Records excerpted from a collection:
• • • • • • •
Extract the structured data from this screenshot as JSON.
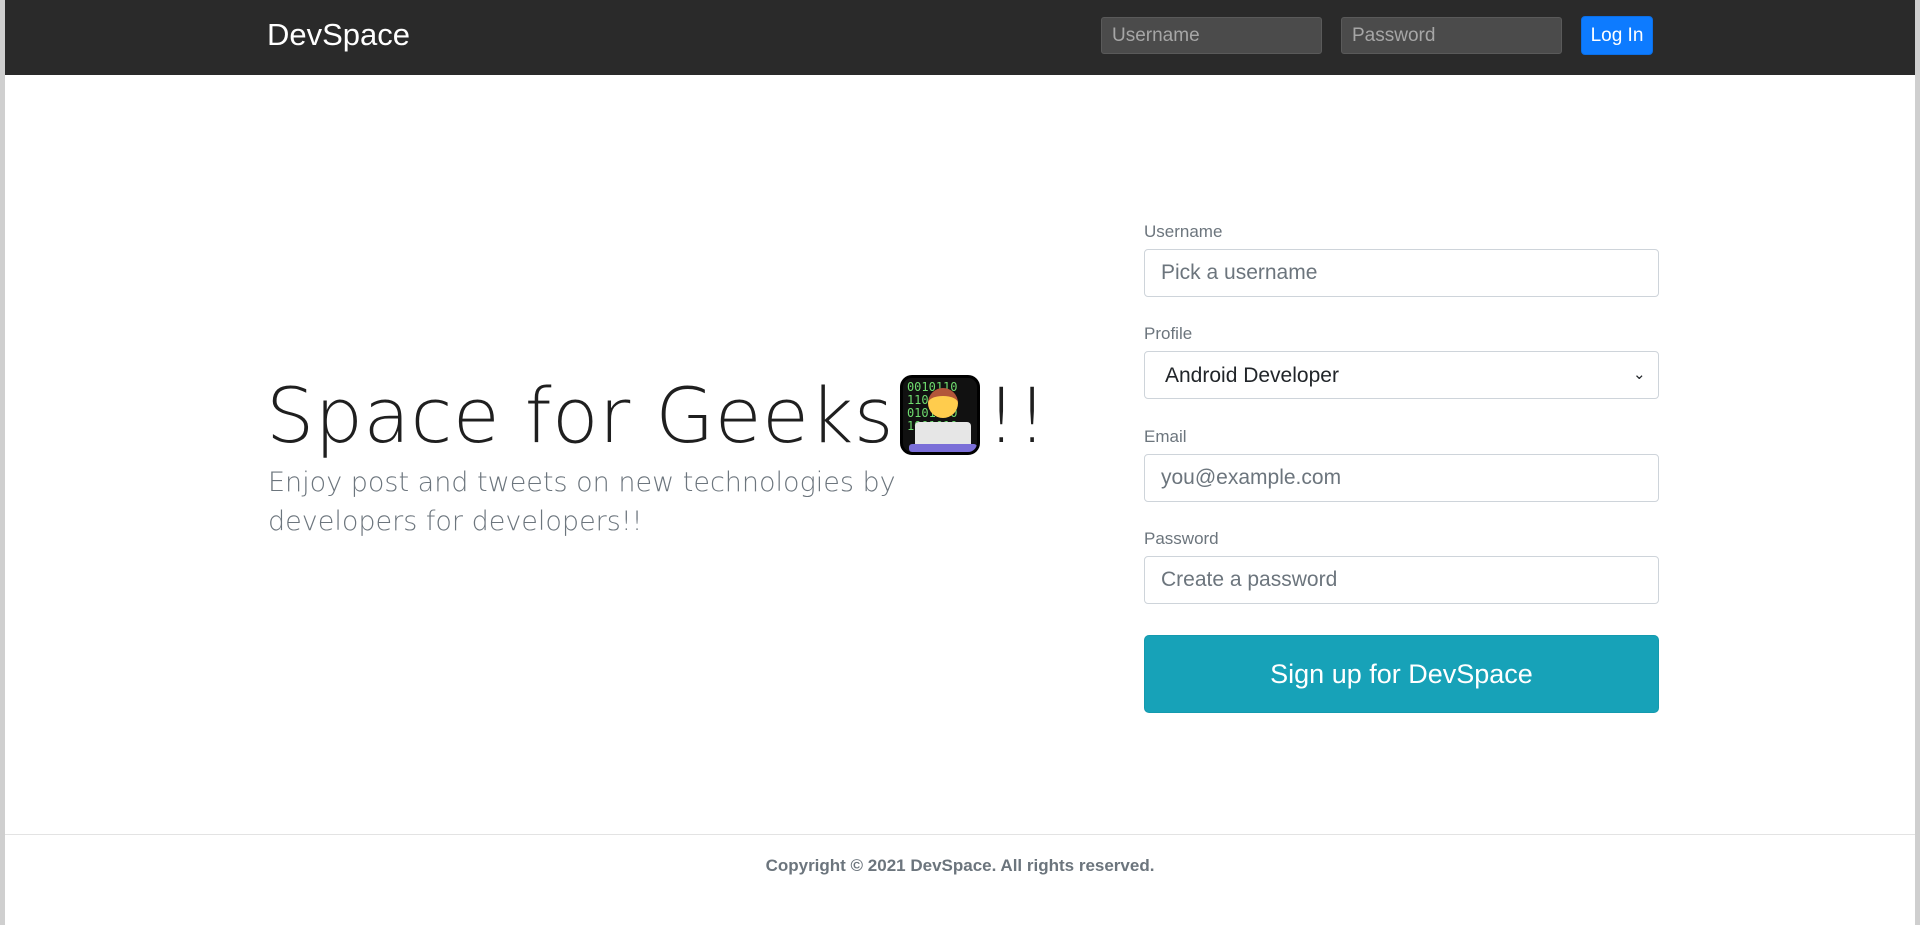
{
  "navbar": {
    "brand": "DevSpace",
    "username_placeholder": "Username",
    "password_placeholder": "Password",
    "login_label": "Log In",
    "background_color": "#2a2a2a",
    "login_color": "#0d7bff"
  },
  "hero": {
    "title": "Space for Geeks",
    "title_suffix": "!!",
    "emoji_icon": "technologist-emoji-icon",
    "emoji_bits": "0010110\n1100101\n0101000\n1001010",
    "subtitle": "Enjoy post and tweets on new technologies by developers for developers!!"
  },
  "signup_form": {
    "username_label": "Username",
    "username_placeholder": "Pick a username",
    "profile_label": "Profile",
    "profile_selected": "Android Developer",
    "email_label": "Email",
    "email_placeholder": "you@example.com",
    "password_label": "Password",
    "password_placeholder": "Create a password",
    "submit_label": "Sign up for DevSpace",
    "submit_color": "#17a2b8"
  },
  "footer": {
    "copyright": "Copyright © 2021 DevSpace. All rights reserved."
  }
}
• • • • • • •
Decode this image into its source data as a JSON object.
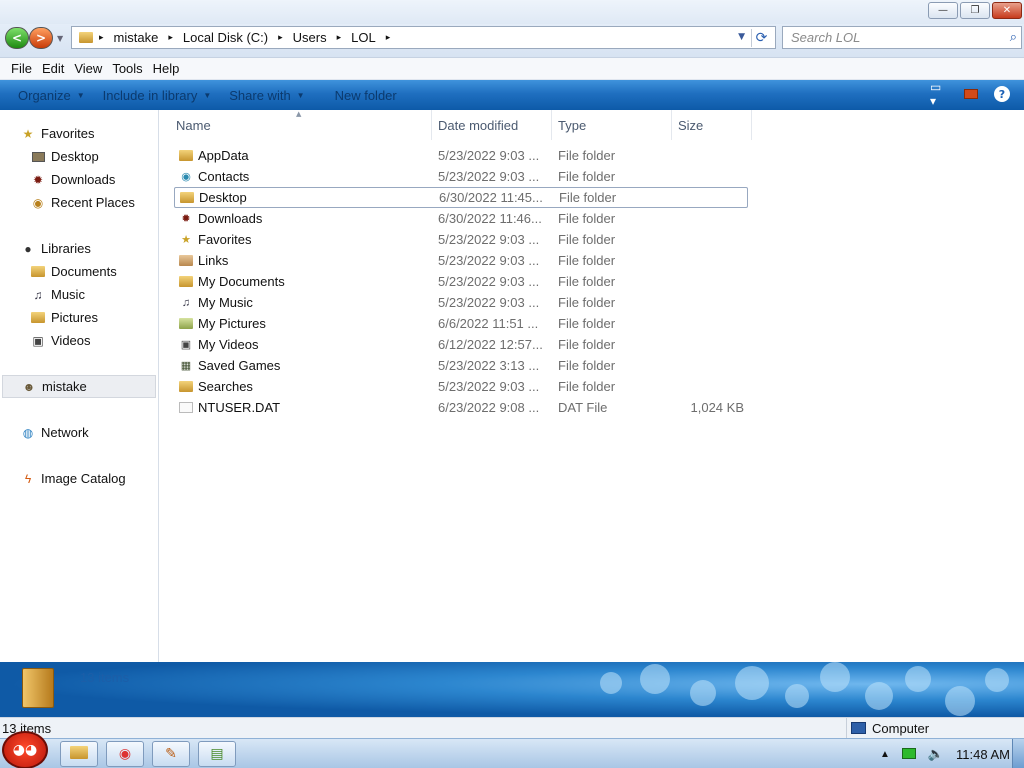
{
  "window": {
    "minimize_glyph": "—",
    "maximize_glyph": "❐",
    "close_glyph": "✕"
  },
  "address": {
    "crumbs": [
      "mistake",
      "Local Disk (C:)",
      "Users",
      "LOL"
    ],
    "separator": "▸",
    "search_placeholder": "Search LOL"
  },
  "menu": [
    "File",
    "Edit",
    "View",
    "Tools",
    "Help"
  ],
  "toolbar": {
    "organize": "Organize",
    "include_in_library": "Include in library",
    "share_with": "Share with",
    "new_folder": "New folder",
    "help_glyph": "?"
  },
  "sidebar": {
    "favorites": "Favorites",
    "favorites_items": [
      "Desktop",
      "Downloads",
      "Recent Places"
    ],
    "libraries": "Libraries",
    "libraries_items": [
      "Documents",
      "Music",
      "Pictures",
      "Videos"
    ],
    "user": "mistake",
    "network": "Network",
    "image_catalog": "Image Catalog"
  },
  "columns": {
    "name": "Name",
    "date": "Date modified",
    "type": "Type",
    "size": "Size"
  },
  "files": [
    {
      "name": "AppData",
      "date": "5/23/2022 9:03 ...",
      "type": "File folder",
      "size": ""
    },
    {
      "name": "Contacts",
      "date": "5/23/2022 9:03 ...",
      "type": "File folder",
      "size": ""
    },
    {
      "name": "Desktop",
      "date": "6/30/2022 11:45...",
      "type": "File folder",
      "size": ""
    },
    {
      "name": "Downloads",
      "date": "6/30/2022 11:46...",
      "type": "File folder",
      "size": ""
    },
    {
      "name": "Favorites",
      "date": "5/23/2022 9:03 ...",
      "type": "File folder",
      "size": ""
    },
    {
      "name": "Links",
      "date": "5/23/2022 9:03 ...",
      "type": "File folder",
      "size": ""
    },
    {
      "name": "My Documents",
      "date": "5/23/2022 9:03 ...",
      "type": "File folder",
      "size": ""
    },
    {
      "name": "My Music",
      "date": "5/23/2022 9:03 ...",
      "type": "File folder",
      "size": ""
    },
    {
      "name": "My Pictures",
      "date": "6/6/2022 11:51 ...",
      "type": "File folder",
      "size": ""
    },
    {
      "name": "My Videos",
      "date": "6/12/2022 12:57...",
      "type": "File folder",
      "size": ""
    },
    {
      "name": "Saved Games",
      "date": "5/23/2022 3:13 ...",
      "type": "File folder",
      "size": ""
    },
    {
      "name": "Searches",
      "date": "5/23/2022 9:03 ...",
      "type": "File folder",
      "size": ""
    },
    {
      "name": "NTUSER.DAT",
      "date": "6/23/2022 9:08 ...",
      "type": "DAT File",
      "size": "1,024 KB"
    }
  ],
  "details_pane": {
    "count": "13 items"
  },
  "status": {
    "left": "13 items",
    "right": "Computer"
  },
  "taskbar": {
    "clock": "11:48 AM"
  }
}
• • • • • • •
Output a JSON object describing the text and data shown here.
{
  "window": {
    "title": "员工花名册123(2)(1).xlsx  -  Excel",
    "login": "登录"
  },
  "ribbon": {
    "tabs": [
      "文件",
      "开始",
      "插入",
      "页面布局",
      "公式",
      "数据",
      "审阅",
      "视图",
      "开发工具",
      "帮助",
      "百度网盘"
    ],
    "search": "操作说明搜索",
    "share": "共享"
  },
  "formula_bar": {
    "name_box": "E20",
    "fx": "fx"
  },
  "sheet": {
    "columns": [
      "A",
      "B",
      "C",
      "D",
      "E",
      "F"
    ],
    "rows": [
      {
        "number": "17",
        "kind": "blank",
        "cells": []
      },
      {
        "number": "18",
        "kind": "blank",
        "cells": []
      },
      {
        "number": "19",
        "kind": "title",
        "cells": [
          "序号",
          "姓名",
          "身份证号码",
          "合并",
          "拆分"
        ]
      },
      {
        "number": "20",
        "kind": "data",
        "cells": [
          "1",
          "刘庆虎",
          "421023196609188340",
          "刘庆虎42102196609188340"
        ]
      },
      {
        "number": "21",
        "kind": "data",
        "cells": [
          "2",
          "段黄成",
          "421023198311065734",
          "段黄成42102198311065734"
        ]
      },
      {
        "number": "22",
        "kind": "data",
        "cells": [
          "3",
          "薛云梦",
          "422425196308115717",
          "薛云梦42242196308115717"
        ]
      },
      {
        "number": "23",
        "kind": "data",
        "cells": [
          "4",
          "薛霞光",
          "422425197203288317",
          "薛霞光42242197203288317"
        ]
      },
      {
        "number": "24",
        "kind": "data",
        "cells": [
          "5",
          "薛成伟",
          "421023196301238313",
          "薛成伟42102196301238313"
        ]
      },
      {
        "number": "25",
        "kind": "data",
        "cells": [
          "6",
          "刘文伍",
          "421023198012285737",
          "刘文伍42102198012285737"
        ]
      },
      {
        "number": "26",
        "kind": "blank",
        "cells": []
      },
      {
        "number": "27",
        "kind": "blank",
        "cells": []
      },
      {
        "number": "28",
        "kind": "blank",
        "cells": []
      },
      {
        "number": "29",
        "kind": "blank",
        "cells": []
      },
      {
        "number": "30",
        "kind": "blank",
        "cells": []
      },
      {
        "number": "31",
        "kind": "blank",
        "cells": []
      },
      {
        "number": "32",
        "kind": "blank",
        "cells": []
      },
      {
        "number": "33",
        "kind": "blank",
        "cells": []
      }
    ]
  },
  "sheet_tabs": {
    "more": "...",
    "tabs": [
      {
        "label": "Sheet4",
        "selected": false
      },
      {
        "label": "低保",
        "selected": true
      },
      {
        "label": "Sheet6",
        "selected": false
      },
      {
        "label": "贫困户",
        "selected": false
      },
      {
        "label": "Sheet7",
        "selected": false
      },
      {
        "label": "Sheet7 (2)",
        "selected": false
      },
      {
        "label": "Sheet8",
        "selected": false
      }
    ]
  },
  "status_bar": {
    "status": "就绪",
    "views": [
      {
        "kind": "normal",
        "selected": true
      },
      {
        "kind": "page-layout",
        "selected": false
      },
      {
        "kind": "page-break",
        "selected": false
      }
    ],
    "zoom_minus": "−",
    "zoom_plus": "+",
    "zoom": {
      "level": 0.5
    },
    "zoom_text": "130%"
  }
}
• • • • • • •
• [DIRECTIVE]: In the records above, how many lines include "object"? Give that number and nothing more.

• [RESPONSE BELOW]: 2